═════ Rows

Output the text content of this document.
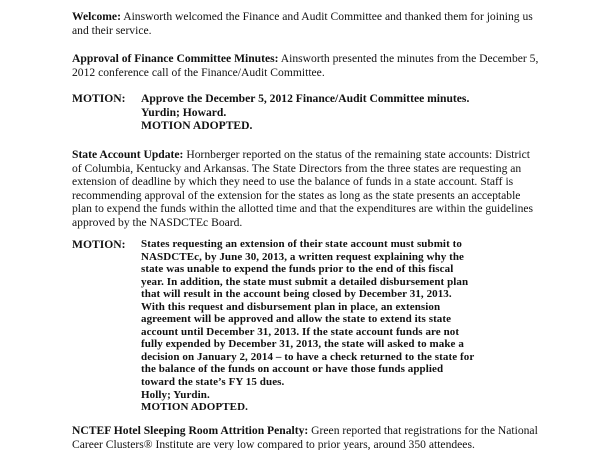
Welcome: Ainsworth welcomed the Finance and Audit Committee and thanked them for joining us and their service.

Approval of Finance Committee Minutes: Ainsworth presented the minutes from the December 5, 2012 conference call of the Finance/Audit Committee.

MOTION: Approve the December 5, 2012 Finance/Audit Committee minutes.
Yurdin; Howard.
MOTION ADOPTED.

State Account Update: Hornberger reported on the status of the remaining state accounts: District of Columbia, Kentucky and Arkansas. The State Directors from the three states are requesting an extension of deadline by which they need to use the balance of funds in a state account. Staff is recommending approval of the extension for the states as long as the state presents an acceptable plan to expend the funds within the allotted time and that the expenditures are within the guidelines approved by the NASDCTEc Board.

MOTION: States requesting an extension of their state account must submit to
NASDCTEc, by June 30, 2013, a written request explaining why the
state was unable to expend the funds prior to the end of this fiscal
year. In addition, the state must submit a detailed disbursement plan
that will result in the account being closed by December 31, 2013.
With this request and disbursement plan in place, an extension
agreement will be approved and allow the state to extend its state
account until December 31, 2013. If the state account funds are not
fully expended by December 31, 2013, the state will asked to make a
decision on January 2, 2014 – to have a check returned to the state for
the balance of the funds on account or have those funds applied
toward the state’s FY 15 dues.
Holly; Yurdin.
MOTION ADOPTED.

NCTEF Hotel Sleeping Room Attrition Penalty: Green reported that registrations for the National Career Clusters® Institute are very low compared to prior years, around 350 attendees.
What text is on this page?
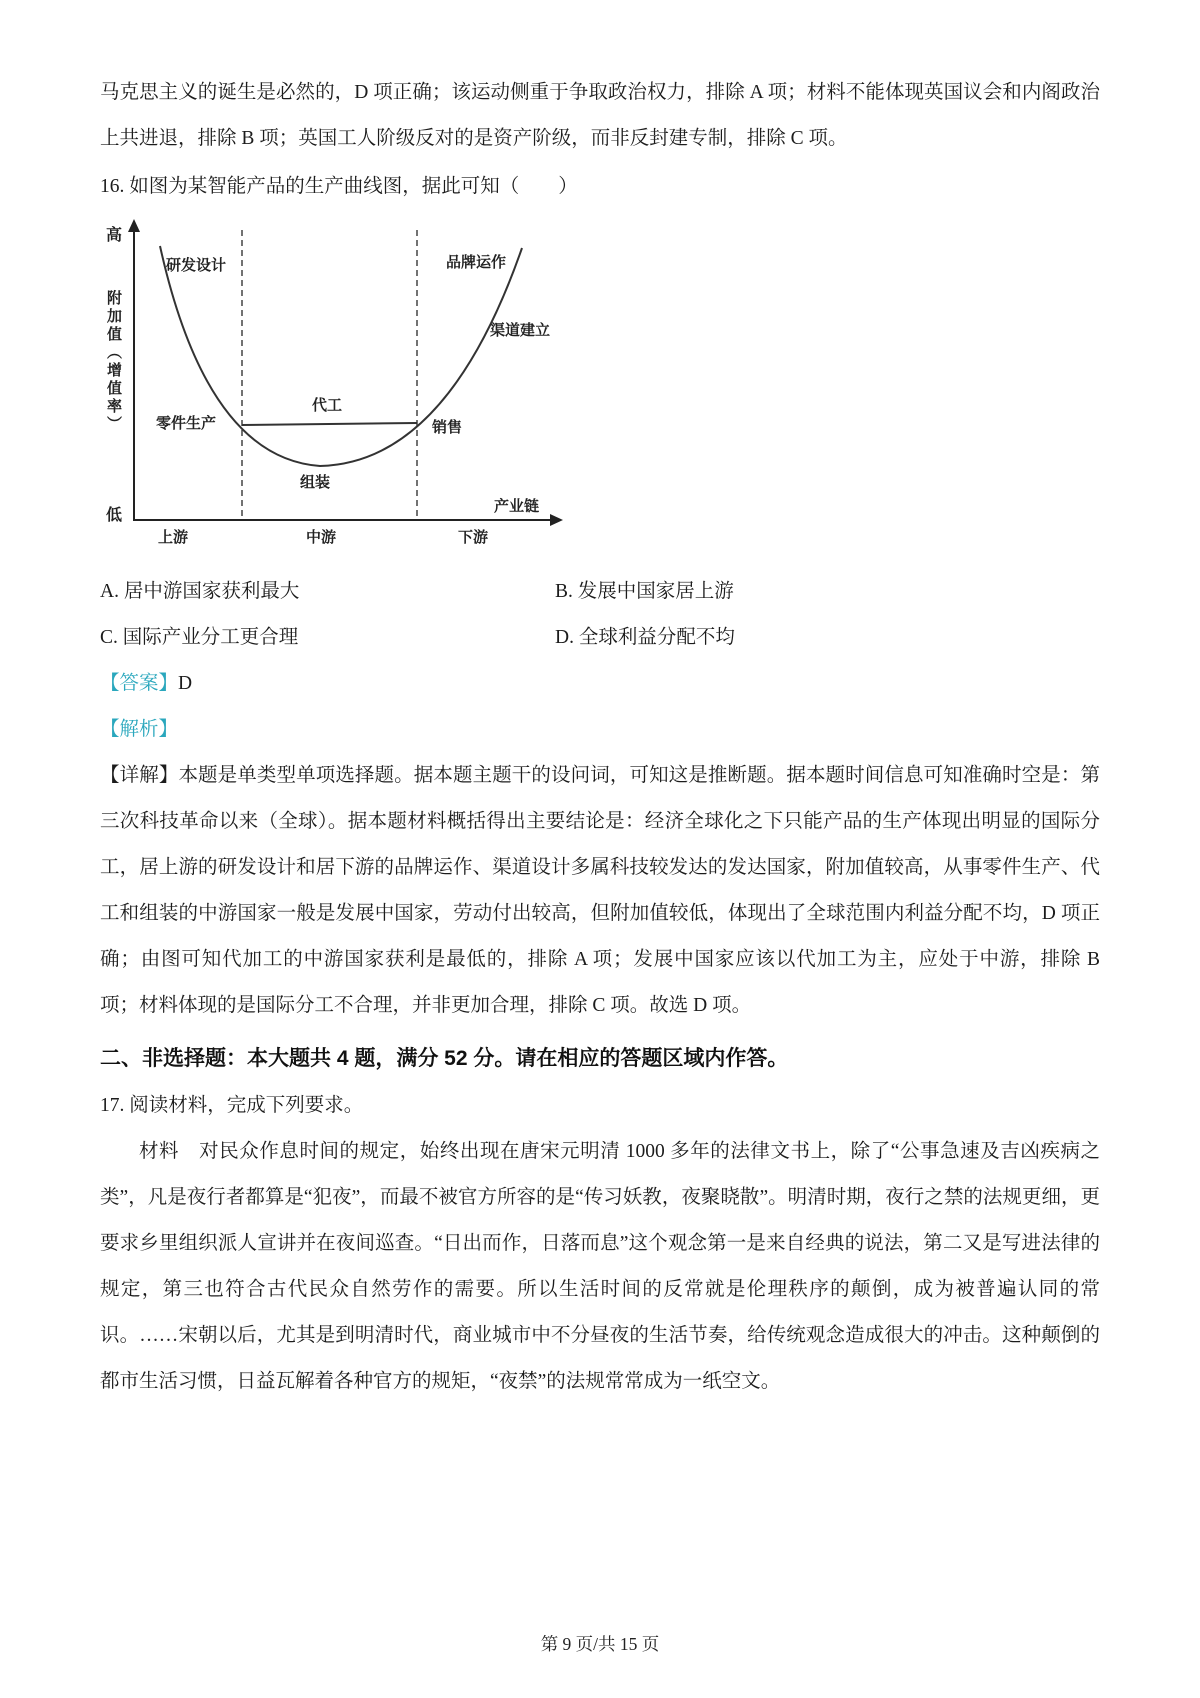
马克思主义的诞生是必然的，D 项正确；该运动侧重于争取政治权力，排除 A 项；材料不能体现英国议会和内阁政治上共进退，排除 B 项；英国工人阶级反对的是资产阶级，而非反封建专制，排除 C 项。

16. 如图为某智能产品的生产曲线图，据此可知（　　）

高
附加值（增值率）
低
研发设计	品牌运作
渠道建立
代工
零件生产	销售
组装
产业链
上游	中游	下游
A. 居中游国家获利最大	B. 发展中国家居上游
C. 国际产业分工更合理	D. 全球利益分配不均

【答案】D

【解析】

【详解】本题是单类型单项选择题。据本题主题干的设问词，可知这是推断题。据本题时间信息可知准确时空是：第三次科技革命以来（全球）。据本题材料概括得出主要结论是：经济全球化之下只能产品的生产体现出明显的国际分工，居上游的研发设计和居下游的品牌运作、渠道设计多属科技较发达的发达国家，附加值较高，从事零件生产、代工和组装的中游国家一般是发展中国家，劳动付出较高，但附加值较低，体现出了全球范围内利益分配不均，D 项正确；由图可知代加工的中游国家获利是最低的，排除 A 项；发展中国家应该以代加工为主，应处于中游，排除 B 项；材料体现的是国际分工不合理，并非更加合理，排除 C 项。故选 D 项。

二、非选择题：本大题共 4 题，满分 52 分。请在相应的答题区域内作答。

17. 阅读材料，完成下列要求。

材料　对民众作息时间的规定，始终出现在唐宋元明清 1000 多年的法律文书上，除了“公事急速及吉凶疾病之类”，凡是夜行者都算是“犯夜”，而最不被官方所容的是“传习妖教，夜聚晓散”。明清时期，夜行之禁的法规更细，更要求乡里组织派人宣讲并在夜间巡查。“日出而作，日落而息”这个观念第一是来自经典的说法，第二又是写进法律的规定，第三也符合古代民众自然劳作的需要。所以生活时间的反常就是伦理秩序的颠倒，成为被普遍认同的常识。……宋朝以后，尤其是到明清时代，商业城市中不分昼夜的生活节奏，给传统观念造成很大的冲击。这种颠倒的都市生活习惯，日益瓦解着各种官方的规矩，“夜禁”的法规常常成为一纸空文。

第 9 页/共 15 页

══════════

Work required: Quote all the records verbatim, dropping any pictures from your copy.

Reply to the exercise:
Output the text content of this document.
Welcome: Ainsworth welcomed the Finance and Audit Committee and thanked them for joining us and their service.

Approval of Finance Committee Minutes: Ainsworth presented the minutes from the December 5, 2012 conference call of the Finance/Audit Committee.

MOTION: Approve the December 5, 2012 Finance/Audit Committee minutes.
Yurdin; Howard.
MOTION ADOPTED.

State Account Update: Hornberger reported on the status of the remaining state accounts: District of Columbia, Kentucky and Arkansas. The State Directors from the three states are requesting an extension of deadline by which they need to use the balance of funds in a state account. Staff is recommending approval of the extension for the states as long as the state presents an acceptable plan to expend the funds within the allotted time and that the expenditures are within the guidelines approved by the NASDCTEc Board.

MOTION: States requesting an extension of their state account must submit to
NASDCTEc, by June 30, 2013, a written request explaining why the
state was unable to expend the funds prior to the end of this fiscal
year. In addition, the state must submit a detailed disbursement plan
that will result in the account being closed by December 31, 2013.
With this request and disbursement plan in place, an extension
agreement will be approved and allow the state to extend its state
account until December 31, 2013. If the state account funds are not
fully expended by December 31, 2013, the state will asked to make a
decision on January 2, 2014 – to have a check returned to the state for
the balance of the funds on account or have those funds applied
toward the state’s FY 15 dues.
Holly; Yurdin.
MOTION ADOPTED.

NCTEF Hotel Sleeping Room Attrition Penalty: Green reported that registrations for the National Career Clusters® Institute are very low compared to prior years, around 350 attendees.
What text is on this page?
马克思主义的诞生是必然的，D 项正确；该运动侧重于争取政治权力，排除 A 项；材料不能体现英国议会和内阁政治上共进退，排除 B 项；英国工人阶级反对的是资产阶级，而非反封建专制，排除 C 项。

16. 如图为某智能产品的生产曲线图，据此可知（　　）

高
附加值（增值率）
低
研发设计	品牌运作
渠道建立
代工
零件生产	销售
组装
产业链
上游	中游	下游
A. 居中游国家获利最大	B. 发展中国家居上游
C. 国际产业分工更合理	D. 全球利益分配不均

【答案】D

【解析】

【详解】本题是单类型单项选择题。据本题主题干的设问词，可知这是推断题。据本题时间信息可知准确时空是：第三次科技革命以来（全球）。据本题材料概括得出主要结论是：经济全球化之下只能产品的生产体现出明显的国际分工，居上游的研发设计和居下游的品牌运作、渠道设计多属科技较发达的发达国家，附加值较高，从事零件生产、代工和组装的中游国家一般是发展中国家，劳动付出较高，但附加值较低，体现出了全球范围内利益分配不均，D 项正确；由图可知代加工的中游国家获利是最低的，排除 A 项；发展中国家应该以代加工为主，应处于中游，排除 B 项；材料体现的是国际分工不合理，并非更加合理，排除 C 项。故选 D 项。

二、非选择题：本大题共 4 题，满分 52 分。请在相应的答题区域内作答。

17. 阅读材料，完成下列要求。

材料　对民众作息时间的规定，始终出现在唐宋元明清 1000 多年的法律文书上，除了“公事急速及吉凶疾病之类”，凡是夜行者都算是“犯夜”，而最不被官方所容的是“传习妖教，夜聚晓散”。明清时期，夜行之禁的法规更细，更要求乡里组织派人宣讲并在夜间巡查。“日出而作，日落而息”这个观念第一是来自经典的说法，第二又是写进法律的规定，第三也符合古代民众自然劳作的需要。所以生活时间的反常就是伦理秩序的颠倒，成为被普遍认同的常识。……宋朝以后，尤其是到明清时代，商业城市中不分昼夜的生活节奏，给传统观念造成很大的冲击。这种颠倒的都市生活习惯，日益瓦解着各种官方的规矩，“夜禁”的法规常常成为一纸空文。

第 9 页/共 15 页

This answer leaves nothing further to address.